- **COSA FARE**:
1. Secondo l'articolo sulla resurrezione, chi ha chiesto che la Chiesa torni a parlare della vita oltre la morte e della resurrezione individuale?
2. Ricopia fedelmente dall'articolo sulla resurrezione il passo che va da "Città del Vaticano" fino a "sacerdoti, celebra l'Eucarista." compreso.
3. Prosegui l'articolo sulla resurrezione a partire dal punto in cui si ferma.

La Chiesa torni ad annunciare la resurrezione

Città del Vaticano (AsiaNews) - La Chiesa torni a parlare prima di tutto della vita dopo la morte; in una "società del'immagine" metta maggior cura nella presentazione dell'Ecaristia;  ne riscopra la dimensione mistica; cerchi di non privare i suoi fedeli del "pane di vita", perché l'allontanamento è uno degli strumenti dei quali si servono le sette per conquistare nuovi adepti. Alcuni aspetti concreti dela vita della comunità cristiana sono al cento dele preoccupazione dei vescovi che stanno intervenendo al Sinodo, dove si è anche udita la significativa testimonianza di come la Chiesa cubana, povera di sacerdoti, celebra l'Eucarista.

Parlare della resurrezione di ogni persona

La Chiesa torni a parlare dell' escatologia, della vita oltre la morte e della resurrezione individuale di ogni persona. Lo ha chiesto l'abate Andrea Pantaloni, generale dei Benedettini Silvestrini. "Ritengo – ha detto - che il problema pressante della gente di oggi sia maggiormente la preoccupazione se ci sarà qualche cosa dopo la morte! Ed è proprio questo il proprium del Crrstianesimo: la risurrezione della carne, che l'Eucarestia proclama e offre. L'abate ha quindi sostenuto la "necessità di fare della proclamazione della Risurrezione e della certezza di fede nella nostra personale risurrezione uno dei punti focali del Sinodo. Il mangiare la carne e bere il sangue di Cristo – 'degnamente', scrive S. Paolo - è il pegno, il principio e il seme certo della risurrezione della nostra carne. La missione della Chiesa è di annunciare questa risurrezione della carne, tutto il resto si riduce a ben poco, non sarà mai Evangelo".

- **SEZIONE DEI DATI**:
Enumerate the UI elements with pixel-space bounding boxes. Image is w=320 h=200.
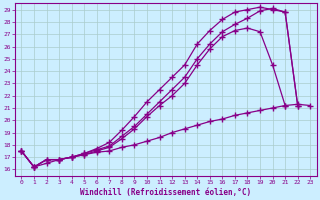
X-axis label: Windchill (Refroidissement éolien,°C): Windchill (Refroidissement éolien,°C) [80, 188, 252, 197]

- **RISPOSTE IN ORDINE**:
1. L'abate Andrea Pantaloni, generale dei Benedettini Silvestrini.

2.
Città del Vaticano (AsiaNews) - La Chiesa torni a parlare prima di tutto della vita dopo la morte; in una "società del'immagine" metta maggior cura nella presentazione dell'Ecaristia;  ne riscopra la dimensione mistica; cerchi di non privare i suoi fedeli del "pane di vita", perché l'allontanamento è uno degli strumenti dei quali si servono le sette per conquistare nuovi adepti. Alcuni aspetti concreti dela vita della comunità cristiana sono al cento dele preoccupazione dei vescovi che stanno intervenendo al Sinodo, dove si è anche udita la significativa testimonianza di come la Chiesa cubana, povera di sacerdoti, celebra l'Eucarista.

3.
Maggior cura nella preparazione delle celebrazioni

La cura nella preparazione delle celebrazioni è stata al centro di alcuni interventi. mons. Johannes Gerardus Maria van Burgsteden, ausiliare di Haarlem, in Olanda, ha rilevato che "viviamo in un mondo dove domina la cultura dell'immagine. Da una parte questo significa che liturgie ben curate nel rispetto dei canoni estetici possono suscitare interesse nelle persone. Dall'altra dobbiamo constatare che non si ha un'affluenza di massa alle celebrazioni eucaristiche domenicali (nei Paesi Bassi in media il 10 per cento). Il modo in cui il mistero dell'Eucaristia è spiegato fa riferimento ad un quadro di nozioni filosofiche che è estraneo all'uomo moderno. È per questo che solo con molta difficoltà, il contenuto - la dottrina - può essere proposto all'attenzione della gente. La pratica della celebrazione religiosa spesso non è fonte di ispirazione per l'uomo moderno. Trovare l'equilibrio tra contenuto ed esperienza, tra la teoria e il vissuto, mi sembra sia una delle grandi sfide che dobbiamo affrontare". Dal canto suo il portoghese mons. Albino Mamede Cleto, vescovo di Coimbra, con l'immagine che "in una società secolarizzata, non basta avere il cibo, ma bisogna sapere preparare la tavola", ha sostenuto che "più importante che collocare l'ostia nella mano o sulla lingua è farlo con quella dignità che trasmetta la fede".

Sette ed "emarginati" dall'Eucaristia

Evitare che chi non può accostarsi all'eucaristia si allontani dalla Chiesa: è la preoccupazione evoidenziata dal vescovo centroafricano Francois Xavier Yombandje, e dal cardinale Julian Herranz. "Purtroppo - ha detto mons. Yombandje, presidente della Conferenza episcopale centroafricana - una categoria di nostri fedeli non puo' accedere in modo completo" all'eucaristia, "anche se essi ne conservano il meraviglioso ricordo che li sostiene ancora nel loro impegno cristiano. Le sette e altri cercano sempre, fra i nostri migliori cristiani in difficoltà di vita, i loro adepti futuri. E' forse giunto il momento di individuare un cammino pastorale per preservarli dall'irreparabile". Il card. Herranz, presidente del Pontificio consiglio per i testi legislativi, ha parlato invece della comunione come "diritto fondamentale, ma non assoluto", perché "alcuni requisiti personali limitano tale diritto". C'é "gran diversità di situazioni irregolari", "tutti, però sono da seguirsi con amorevole pazienza e sollecitudine pastorale, per cercare di renderli regolari e per evitare che nessun fedele si allontani dalla Chiesa, o si consideri persino scomunicato".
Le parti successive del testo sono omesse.